** REQUIRED WORK **
Set down each record exactly as written.

** SOURCE RECORDS **
● ● ● ●

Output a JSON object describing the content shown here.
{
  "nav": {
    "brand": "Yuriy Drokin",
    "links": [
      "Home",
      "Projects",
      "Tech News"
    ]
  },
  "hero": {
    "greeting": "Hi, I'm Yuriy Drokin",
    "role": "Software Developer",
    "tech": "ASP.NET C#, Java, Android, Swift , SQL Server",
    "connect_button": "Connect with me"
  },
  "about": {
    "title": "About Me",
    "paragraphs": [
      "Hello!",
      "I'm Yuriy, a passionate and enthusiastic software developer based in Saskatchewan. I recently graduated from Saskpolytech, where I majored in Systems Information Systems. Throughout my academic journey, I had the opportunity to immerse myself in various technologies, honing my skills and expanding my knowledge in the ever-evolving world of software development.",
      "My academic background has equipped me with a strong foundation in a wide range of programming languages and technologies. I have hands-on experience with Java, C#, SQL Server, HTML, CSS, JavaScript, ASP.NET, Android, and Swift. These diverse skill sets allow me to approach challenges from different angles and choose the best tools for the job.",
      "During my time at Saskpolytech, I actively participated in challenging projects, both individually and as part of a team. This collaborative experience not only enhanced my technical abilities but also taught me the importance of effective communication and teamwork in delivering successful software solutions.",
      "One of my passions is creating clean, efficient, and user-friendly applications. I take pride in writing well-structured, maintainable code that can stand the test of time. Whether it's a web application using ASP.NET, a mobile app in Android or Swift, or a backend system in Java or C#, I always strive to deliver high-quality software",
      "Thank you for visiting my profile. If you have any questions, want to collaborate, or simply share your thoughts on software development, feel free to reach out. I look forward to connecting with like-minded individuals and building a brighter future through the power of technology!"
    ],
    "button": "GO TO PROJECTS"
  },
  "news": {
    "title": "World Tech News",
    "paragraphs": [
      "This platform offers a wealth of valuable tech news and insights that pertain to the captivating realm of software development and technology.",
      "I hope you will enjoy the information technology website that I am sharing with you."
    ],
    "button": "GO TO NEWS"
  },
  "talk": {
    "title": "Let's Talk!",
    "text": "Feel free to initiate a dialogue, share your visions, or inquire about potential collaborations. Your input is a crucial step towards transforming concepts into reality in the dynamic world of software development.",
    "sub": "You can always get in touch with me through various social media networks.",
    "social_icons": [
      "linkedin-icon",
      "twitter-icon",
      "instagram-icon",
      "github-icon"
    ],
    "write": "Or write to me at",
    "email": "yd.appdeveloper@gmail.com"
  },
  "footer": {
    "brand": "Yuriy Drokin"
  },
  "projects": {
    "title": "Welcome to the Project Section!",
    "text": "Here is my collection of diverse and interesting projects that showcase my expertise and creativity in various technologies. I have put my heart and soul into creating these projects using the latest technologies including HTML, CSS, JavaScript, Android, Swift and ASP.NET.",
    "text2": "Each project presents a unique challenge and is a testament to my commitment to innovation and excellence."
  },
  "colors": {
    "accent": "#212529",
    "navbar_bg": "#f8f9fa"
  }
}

● ● ● ●

** THE OUTPUT **
Output a JSON object describing the content shown here.
{
  "nav": {
    "brand": "Yuriy Drokin",
    "links": [
      "Home",
      "Projects",
      "Tech News"
    ]
  },
  "hero": {
    "greeting": "Hi, I'm Yuriy Drokin",
    "role": "Software Developer",
    "tech": "ASP.NET C#, Java, Android, Swift , SQL Server",
    "connect_button": "Connect with me"
  },
  "about": {
    "title": "About Me",
    "paragraphs": [
      "Hello!",
      "I'm Yuriy, a passionate and enthusiastic software developer based in Saskatchewan. I recently graduated from Saskpolytech, where I majored in Systems Information Systems. Throughout my academic journey, I had the opportunity to immerse myself in various technologies, honing my skills and expanding my knowledge in the ever-evolving world of software development.",
      "My academic background has equipped me with a strong foundation in a wide range of programming languages and technologies. I have hands-on experience with Java, C#, SQL Server, HTML, CSS, JavaScript, ASP.NET, Android, and Swift. These diverse skill sets allow me to approach challenges from different angles and choose the best tools for the job.",
      "During my time at Saskpolytech, I actively participated in challenging projects, both individually and as part of a team. This collaborative experience not only enhanced my technical abilities but also taught me the importance of effective communication and teamwork in delivering successful software solutions.",
      "One of my passions is creating clean, efficient, and user-friendly applications. I take pride in writing well-structured, maintainable code that can stand the test of time. Whether it's a web application using ASP.NET, a mobile app in Android or Swift, or a backend system in Java or C#, I always strive to deliver high-quality software",
      "Thank you for visiting my profile. If you have any questions, want to collaborate, or simply share your thoughts on software development, feel free to reach out. I look forward to connecting with like-minded individuals and building a brighter future through the power of technology!"
    ],
    "button": "GO TO PROJECTS"
  },
  "news": {
    "title": "World Tech News",
    "paragraphs": [
      "This platform offers a wealth of valuable tech news and insights that pertain to the captivating realm of software development and technology.",
      "I hope you will enjoy the information technology website that I am sharing with you."
    ],
    "button": "GO TO NEWS"
  },
  "talk": {
    "title": "Let's Talk!",
    "text": "Feel free to initiate a dialogue, share your visions, or inquire about potential collaborations. Your input is a crucial step towards transforming concepts into reality in the dynamic world of software development.",
    "sub": "You can always get in touch with me through various social media networks.",
    "social_icons": [
      "linkedin-icon",
      "twitter-icon",
      "instagram-icon",
      "github-icon"
    ],
    "write": "Or write to me at",
    "email": "yd.appdeveloper@gmail.com"
  },
  "footer": {
    "brand": "Yuriy Drokin"
  },
  "projects": {
    "title": "Welcome to the Project Section!",
    "text": "Here is my collection of diverse and interesting projects that showcase my expertise and creativity in various technologies. I have put my heart and soul into creating these projects using the latest technologies including HTML, CSS, JavaScript, Android, Swift and ASP.NET.",
    "text2": "Each project presents a unique challenge and is a testament to my commitment to innovation and excellence."
  },
  "colors": {
    "accent": "#212529",
    "navbar_bg": "#f8f9fa"
  }
}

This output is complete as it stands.